▸ **Short task**:
Below are some entries. Copy each line that holds the string "nпри".

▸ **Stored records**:

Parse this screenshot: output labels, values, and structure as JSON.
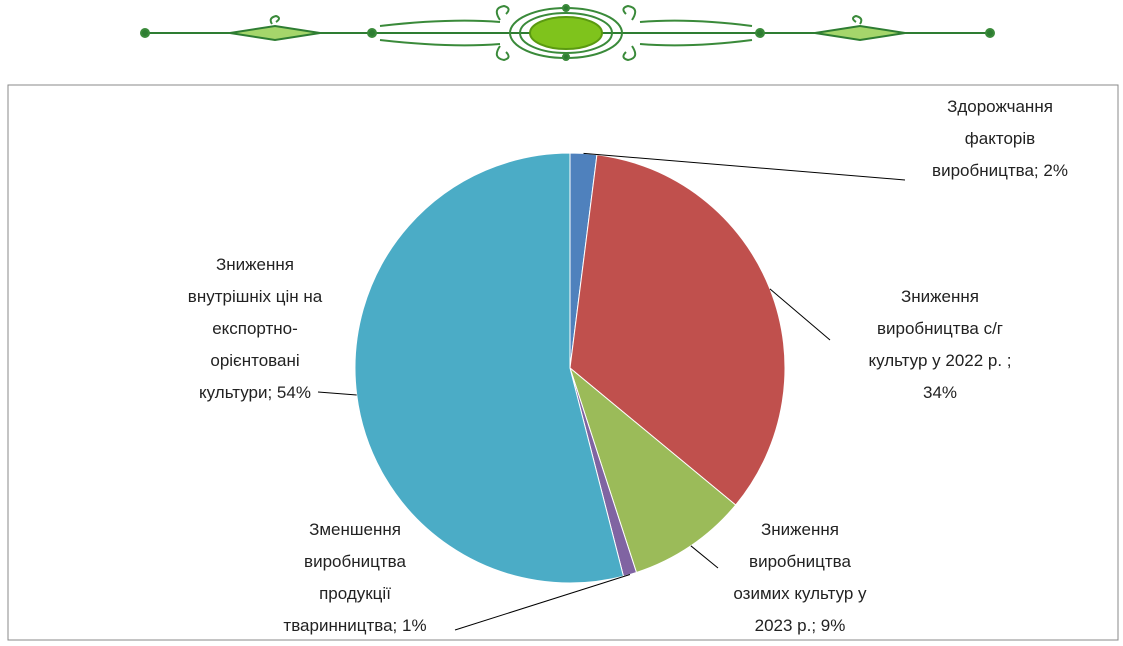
{
  "chart_data": {
    "type": "pie",
    "values": [
      2,
      34,
      9,
      1,
      54
    ],
    "value_labels": [
      "Здорожчання\nфакторів\nвиробництва; 2%",
      "Зниження\nвиробництва с/г\nкультур у 2022 р. ;\n34%",
      "Зниження\nвиробництва\nозимих культур у\n2023 р.; 9%",
      "Зменшення\nвиробництва\nпродукції\nтваринництва; 1%",
      "Зниження\nвнутрішніх цін на\nекспортно-\nорієнтовані\nкультури; 54%"
    ],
    "colors": [
      "#4f81bd",
      "#c0504d",
      "#9bbb59",
      "#8064a2",
      "#4bacc6"
    ]
  }
}
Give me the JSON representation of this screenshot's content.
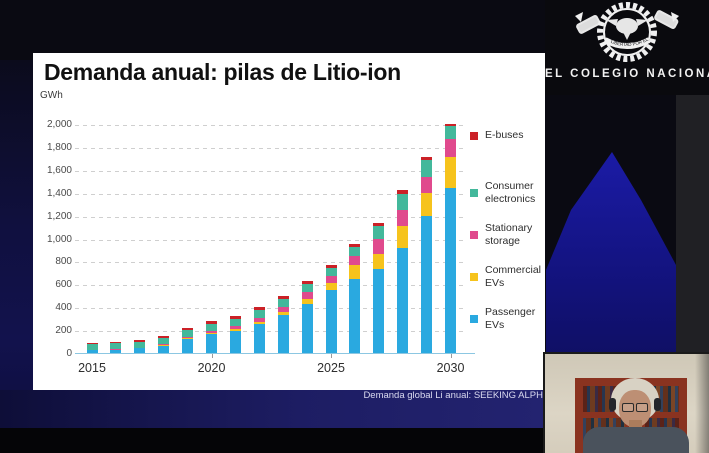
{
  "logo": {
    "title": "EL COLEGIO NACIONAL",
    "motto": "LIBERTAD POR EL SABER"
  },
  "slide": {
    "title": "Demanda anual: pilas de Litio-ion",
    "unit_label": "GWh",
    "source_text": "Demanda global Li anual: SEEKING ALPH"
  },
  "chart_data": {
    "type": "bar",
    "stacked": true,
    "title": "Demanda anual: pilas de Litio-ion",
    "ylabel": "GWh",
    "xlabel": "",
    "ylim": [
      0,
      2000
    ],
    "ytick_step": 200,
    "yticks": [
      "0",
      "200",
      "400",
      "600",
      "800",
      "1,000",
      "1,200",
      "1,400",
      "1,600",
      "1,800",
      "2,000"
    ],
    "grid": "dashed-horizontal",
    "legend_position": "right",
    "x": [
      2015,
      2016,
      2017,
      2018,
      2019,
      2020,
      2021,
      2022,
      2023,
      2024,
      2025,
      2026,
      2027,
      2028,
      2029,
      2030
    ],
    "x_axis_labels": [
      2015,
      2020,
      2025,
      2030
    ],
    "series": [
      {
        "name": "Passenger EVs",
        "color": "#2aa9e0",
        "values": [
          25,
          30,
          42,
          65,
          120,
          165,
          195,
          255,
          330,
          430,
          550,
          650,
          730,
          915,
          1200,
          1440
        ]
      },
      {
        "name": "Commercial EVs",
        "color": "#f6c31c",
        "values": [
          0,
          0,
          2,
          4,
          8,
          10,
          13,
          18,
          28,
          45,
          62,
          115,
          135,
          195,
          195,
          275
        ]
      },
      {
        "name": "Stationary storage",
        "color": "#e04a8d",
        "values": [
          0,
          2,
          3,
          6,
          14,
          20,
          25,
          35,
          45,
          55,
          62,
          85,
          130,
          140,
          145,
          150
        ]
      },
      {
        "name": "Consumer electronics",
        "color": "#43b89b",
        "values": [
          50,
          52,
          52,
          55,
          58,
          62,
          64,
          67,
          68,
          70,
          72,
          76,
          115,
          140,
          150,
          115
        ]
      },
      {
        "name": "E-buses",
        "color": "#cb2127",
        "values": [
          15,
          16,
          16,
          18,
          20,
          22,
          23,
          25,
          25,
          26,
          26,
          26,
          28,
          30,
          25,
          20
        ]
      }
    ],
    "legend": [
      {
        "label": "E-buses",
        "color": "#cb2127"
      },
      {
        "label": "Consumer electronics",
        "color": "#43b89b"
      },
      {
        "label": "Stationary storage",
        "color": "#e04a8d"
      },
      {
        "label": "Commercial EVs",
        "color": "#f6c31c"
      },
      {
        "label": "Passenger EVs",
        "color": "#2aa9e0"
      }
    ]
  }
}
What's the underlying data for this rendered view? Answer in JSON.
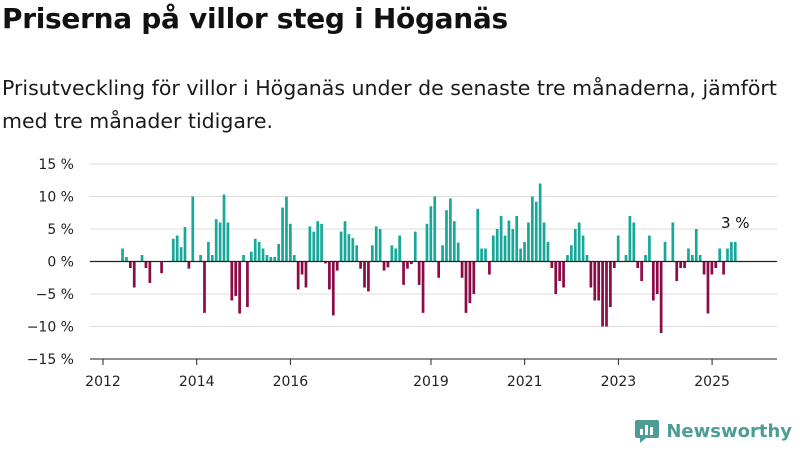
{
  "title": "Priserna på villor steg i Höganäs",
  "subtitle": "Prisutveckling för villor i Höganäs under de senaste tre månaderna, jämfört med tre månader tidigare.",
  "brand": "Newsworthy",
  "colors": {
    "positive": "#18a89a",
    "negative": "#8c0a45",
    "grid": "#dddddd",
    "axis": "#222222",
    "brand": "#4d9d96"
  },
  "chart_data": {
    "type": "bar",
    "title": "",
    "xlabel": "",
    "ylabel": "",
    "ylim": [
      -15,
      15
    ],
    "y_ticks": [
      15,
      10,
      5,
      0,
      -5,
      -10,
      -15
    ],
    "y_tick_labels": [
      "15 %",
      "10 %",
      "5 %",
      "0 %",
      "−5 %",
      "−10 %",
      "−15 %"
    ],
    "x_ticks": [
      2012,
      2014,
      2016,
      2019,
      2021,
      2023,
      2025
    ],
    "x_tick_labels": [
      "2012",
      "2014",
      "2016",
      "2019",
      "2021",
      "2023",
      "2025"
    ],
    "x_range": [
      2012.0,
      2026.3
    ],
    "x_start": 2012.417,
    "x_step": 0.0833,
    "values": [
      2.0,
      0.7,
      -1.0,
      -4.0,
      0.0,
      1.0,
      -1.0,
      -3.3,
      0.0,
      0.0,
      -1.8,
      0.0,
      0.0,
      3.5,
      4.0,
      2.2,
      5.3,
      -1.1,
      10.0,
      0.0,
      1.0,
      -7.9,
      3.0,
      1.0,
      6.5,
      6.0,
      10.3,
      6.0,
      -6.0,
      -5.3,
      -8.0,
      1.0,
      -7.0,
      1.5,
      3.5,
      3.0,
      2.0,
      1.0,
      0.7,
      0.7,
      2.7,
      8.3,
      10.0,
      5.8,
      1.0,
      -4.3,
      -2.0,
      -4.0,
      5.4,
      4.6,
      6.2,
      5.8,
      -0.3,
      -4.3,
      -8.3,
      -1.4,
      4.6,
      6.2,
      4.2,
      3.6,
      2.5,
      -1.1,
      -4.0,
      -4.6,
      2.5,
      5.4,
      5.0,
      -1.4,
      -0.9,
      2.5,
      2.0,
      4.0,
      -3.6,
      -1.1,
      -0.4,
      4.6,
      -3.6,
      -7.9,
      5.8,
      8.5,
      10.0,
      -2.5,
      2.5,
      7.9,
      9.7,
      6.2,
      2.9,
      -2.5,
      -7.9,
      -6.4,
      -5.0,
      8.1,
      2.0,
      2.0,
      -2.0,
      4.0,
      5.0,
      7.0,
      4.0,
      6.3,
      5.0,
      7.0,
      2.0,
      3.0,
      6.0,
      10.0,
      9.2,
      12.0,
      6.0,
      3.0,
      -1.0,
      -5.0,
      -3.0,
      -4.0,
      1.0,
      2.5,
      5.0,
      6.0,
      4.0,
      1.0,
      -4.0,
      -6.0,
      -6.0,
      -10.0,
      -10.0,
      -7.0,
      -1.0,
      4.0,
      0.0,
      1.0,
      7.0,
      6.0,
      -1.0,
      -3.0,
      1.0,
      4.0,
      -6.0,
      -5.0,
      -11.0,
      3.0,
      0.0,
      6.0,
      -3.0,
      -1.0,
      -1.0,
      2.0,
      1.0,
      5.0,
      1.0,
      -2.0,
      -8.0,
      -2.0,
      -1.0,
      2.0,
      -2.0,
      2.0,
      3.0,
      3.0
    ],
    "annotation": {
      "text": "3 %",
      "value": 3.0
    }
  }
}
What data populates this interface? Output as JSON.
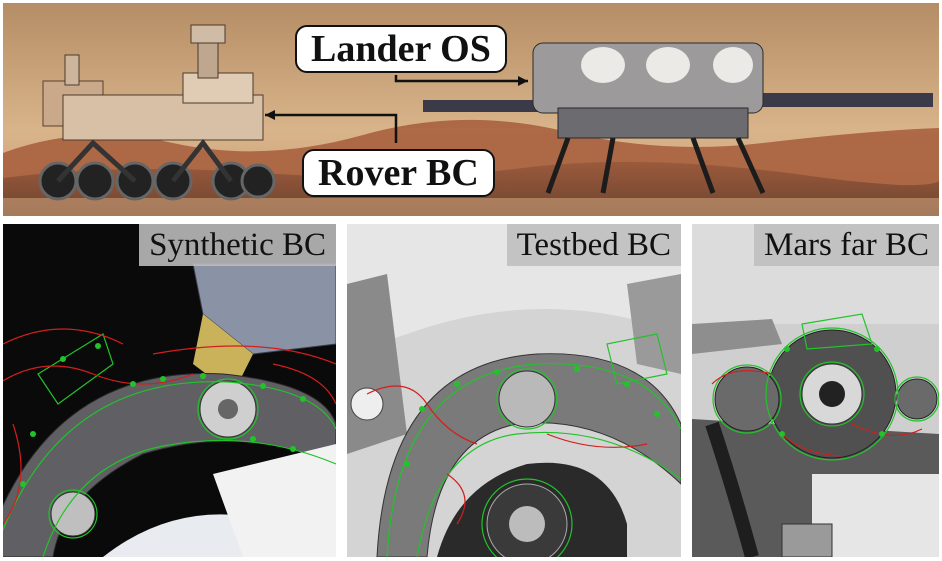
{
  "top_panel": {
    "callouts": {
      "lander": "Lander OS",
      "rover": "Rover BC"
    }
  },
  "bottom_panels": [
    {
      "label": "Synthetic BC"
    },
    {
      "label": "Testbed BC"
    },
    {
      "label": "Mars far BC"
    }
  ],
  "colors": {
    "model_edges_green": "#22c32a",
    "model_edges_red": "#d21e1e",
    "sky": "#caa57a",
    "ground": "#8a5a3a"
  }
}
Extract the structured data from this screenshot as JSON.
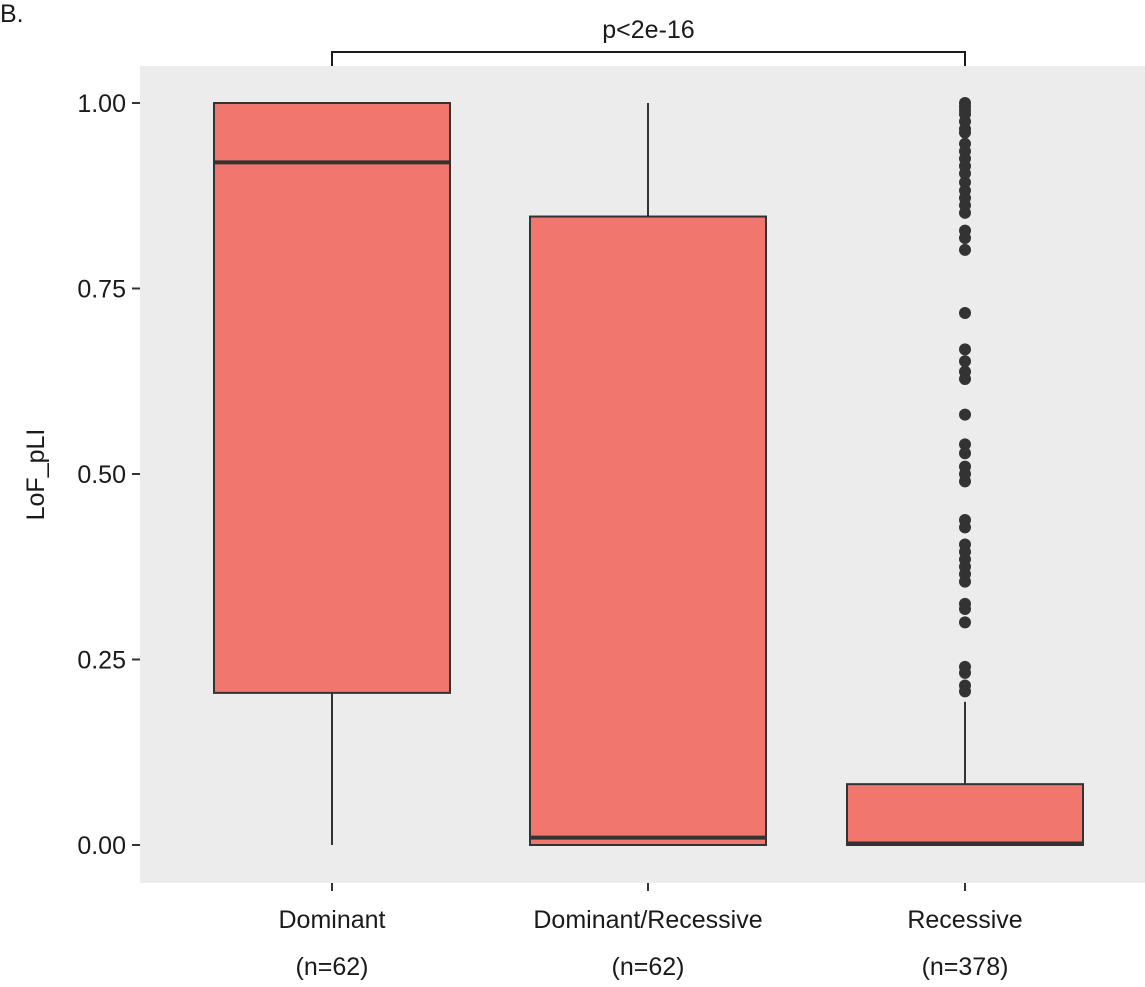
{
  "panel_label": "B.",
  "significance": {
    "label": "p<2e-16"
  },
  "colors": {
    "panel_background": "#EBECEB",
    "box_fill": "#F1766E",
    "box_stroke": "#333333",
    "point": "#333333"
  },
  "chart_data": {
    "type": "box",
    "title": "",
    "xlabel": "",
    "ylabel": "LoF_pLI",
    "ylim": [
      -0.045,
      1.045
    ],
    "yticks": [
      0.0,
      0.25,
      0.5,
      0.75,
      1.0
    ],
    "ytick_labels": [
      "0.00",
      "0.25",
      "0.50",
      "0.75",
      "1.00"
    ],
    "grid": false,
    "legend": "none",
    "categories": [
      {
        "name": "Dominant",
        "n_label": "(n=62)"
      },
      {
        "name": "Dominant/Recessive",
        "n_label": "(n=62)"
      },
      {
        "name": "Recessive",
        "n_label": "(n=378)"
      }
    ],
    "boxes": [
      {
        "whisker_low": 0.0,
        "q1": 0.205,
        "median": 0.92,
        "q3": 1.0,
        "whisker_high": 1.0,
        "outliers": []
      },
      {
        "whisker_low": 0.0,
        "q1": 0.0,
        "median": 0.01,
        "q3": 0.847,
        "whisker_high": 1.0,
        "outliers": []
      },
      {
        "whisker_low": 0.0,
        "q1": 0.0,
        "median": 0.002,
        "q3": 0.082,
        "whisker_high": 0.193,
        "outliers": [
          1.0,
          0.995,
          0.99,
          0.985,
          0.975,
          0.965,
          0.96,
          0.945,
          0.935,
          0.925,
          0.915,
          0.905,
          0.893,
          0.882,
          0.872,
          0.862,
          0.852,
          0.828,
          0.818,
          0.802,
          0.717,
          0.668,
          0.652,
          0.638,
          0.628,
          0.58,
          0.54,
          0.528,
          0.51,
          0.5,
          0.49,
          0.438,
          0.428,
          0.405,
          0.395,
          0.385,
          0.375,
          0.365,
          0.355,
          0.325,
          0.318,
          0.3,
          0.24,
          0.232,
          0.215,
          0.207
        ]
      }
    ],
    "comparison": {
      "from": "Dominant",
      "to": "Recessive",
      "label": "p<2e-16"
    }
  }
}
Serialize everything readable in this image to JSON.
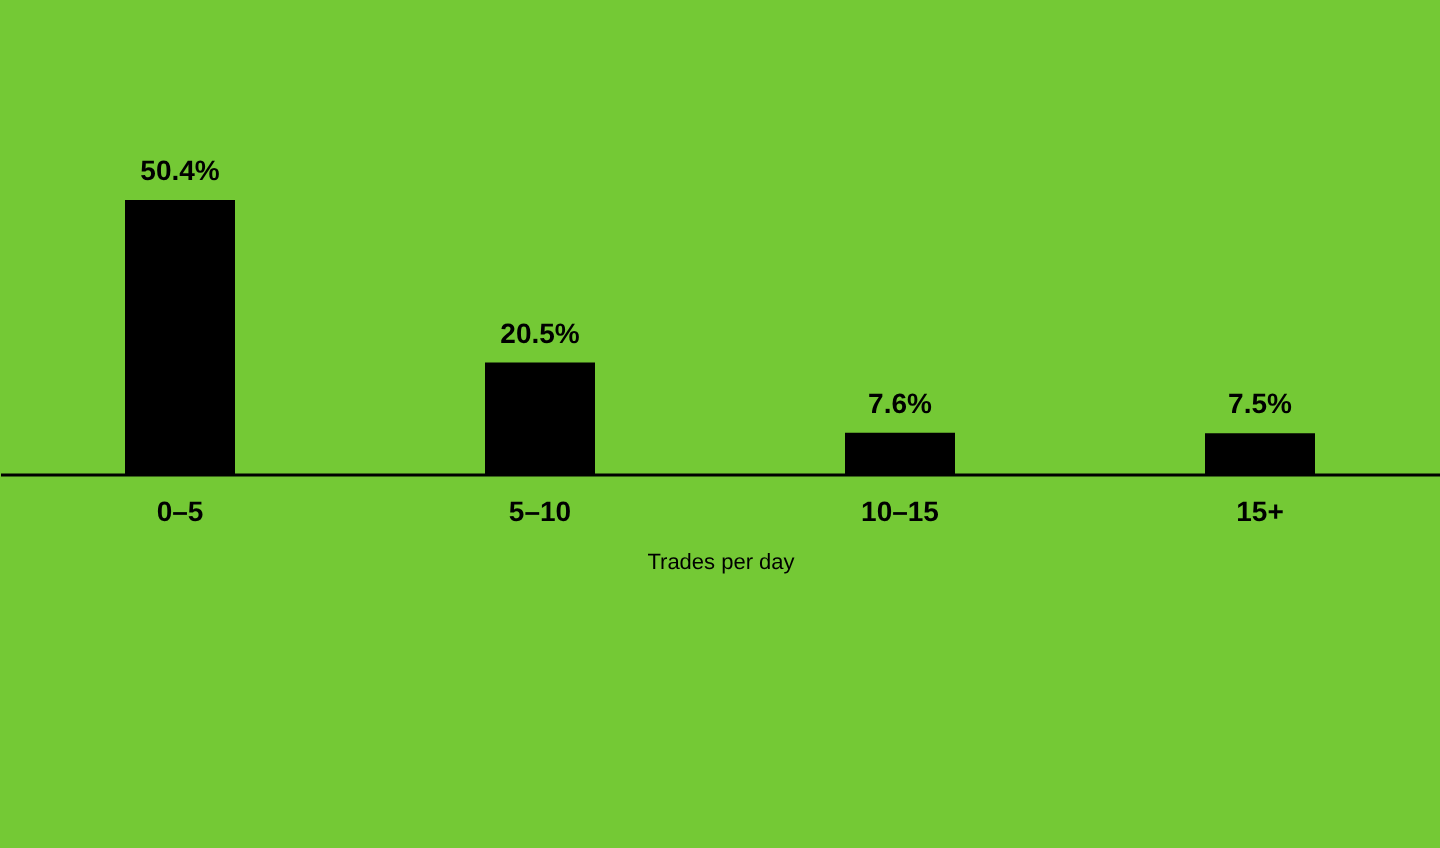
{
  "chart_data": {
    "type": "bar",
    "xlabel": "Trades per day",
    "categories": [
      "0–5",
      "5–10",
      "10–15",
      "15+"
    ],
    "values": [
      50.4,
      20.5,
      7.6,
      7.5
    ],
    "color": "#000000",
    "value_labels": [
      "50.4%",
      "20.5%",
      "7.6%",
      "7.5%"
    ],
    "tick_labels": "x",
    "grid": false
  }
}
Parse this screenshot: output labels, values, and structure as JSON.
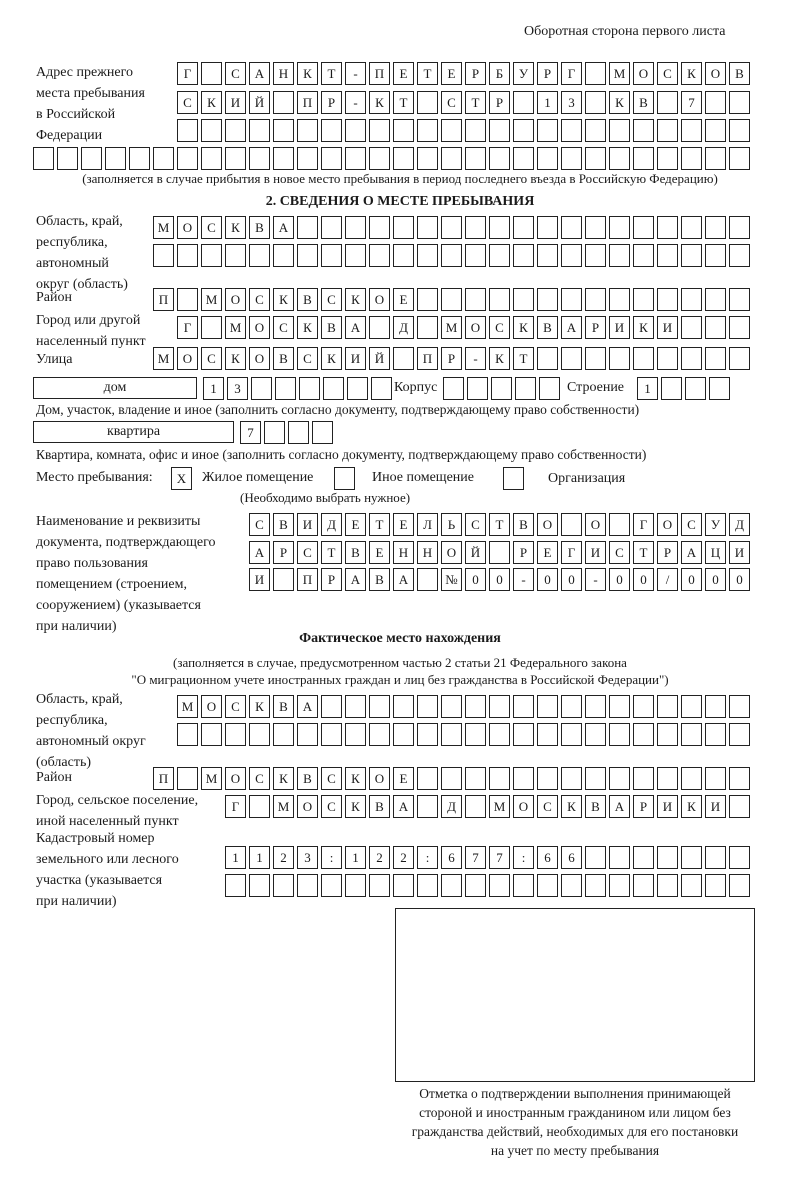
{
  "header": {
    "page_side": "Оборотная сторона первого листа"
  },
  "previous_address": {
    "label": "Адрес прежнего\nместа пребывания\nв Российской\nФедерации",
    "rows": [
      "Г САНКТ-ПЕТЕРБУРГ МОСКОВ",
      "СКИЙ ПР-КТ СТР 13 КВ 7  ",
      "                        ",
      "                              "
    ],
    "note": "(заполняется в случае прибытия в новое место пребывания в период последнего въезда в Российскую Федерацию)"
  },
  "section2": {
    "title": "2. СВЕДЕНИЯ О МЕСТЕ ПРЕБЫВАНИЯ",
    "region_label": "Область, край,\nреспублика,\nавтономный\nокруг (область)",
    "region_rows": [
      "МОСКВА                   ",
      "                         "
    ],
    "district_label": "Район",
    "district_row": "П МОСКВСКОЕ              ",
    "city_label": "Город или другой\nнаселенный пункт",
    "city_row": "Г МОСКВА Д МОСКВАРИКИ   ",
    "street_label": "Улица",
    "street_row": "МОСКОВСКИЙ ПР-КТ         ",
    "house_type": "дом",
    "house_cells": "13      ",
    "korpus_label": "Корпус",
    "korpus_cells": "     ",
    "building_label": "Строение",
    "building_cells": "1   ",
    "house_note": "Дом, участок, владение и иное (заполнить согласно документу, подтверждающему право собственности)",
    "apt_type": "квартира",
    "apt_cells": "7   ",
    "apt_note": "Квартира, комната, офис и иное (заполнить согласно документу, подтверждающему право собственности)",
    "stay_place_label": "Место пребывания:",
    "options": [
      {
        "label": "Жилое помещение",
        "mark": "X"
      },
      {
        "label": "Иное помещение",
        "mark": ""
      },
      {
        "label": "Организация",
        "mark": ""
      }
    ],
    "choose_note": "(Необходимо выбрать нужное)",
    "doc_label": "Наименование и реквизиты\nдокумента, подтверждающего\nправо пользования\nпомещением (строением,\nсооружением) (указывается\nпри наличии)",
    "doc_rows": [
      "СВИДЕТЕЛЬСТВО О ГОСУД",
      "АРСТВЕННОЙ РЕГИСТРАЦИ",
      "И ПРАВА №00-00-00/000"
    ]
  },
  "actual_location": {
    "title": "Фактическое место нахождения",
    "note1": "(заполняется в случае, предусмотренном частью 2 статьи 21 Федерального закона",
    "note2": "\"О миграционном учете иностранных граждан и лиц без гражданства в Российской Федерации\")",
    "region_label": "Область, край,\nреспублика,\nавтономный округ\n(область)",
    "region_rows": [
      "МОСКВА                  ",
      "                        "
    ],
    "district_label": "Район",
    "district_row": "П МОСКВСКОЕ              ",
    "city_label": "Город, сельское поселение,\nиной населенный пункт",
    "city_row": "Г МОСКВА Д МОСКВАРИКИ ",
    "cadastral_label": "Кадастровый номер\nземельного или лесного\nучастка (указывается\nпри наличии)",
    "cadastral_rows": [
      "1123:122:677:66       ",
      "                      "
    ]
  },
  "confirmation": {
    "caption": "Отметка о подтверждении выполнения принимающей\nстороной и иностранным гражданином или лицом без\nгражданства действий, необходимых для его постановки\nна учет по месту пребывания"
  }
}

▸ **Expected answer**:
    "doc_label": "Наименование и реквизиты\nдокумента, подтверждающего\nправо пользования\nпомещением (строением,\nсооружением) (указывается\nпри наличии)",
    "cadastral_label": "Кадастровый номер\nземельного или лесного\nучастка (указывается\nпри наличии)",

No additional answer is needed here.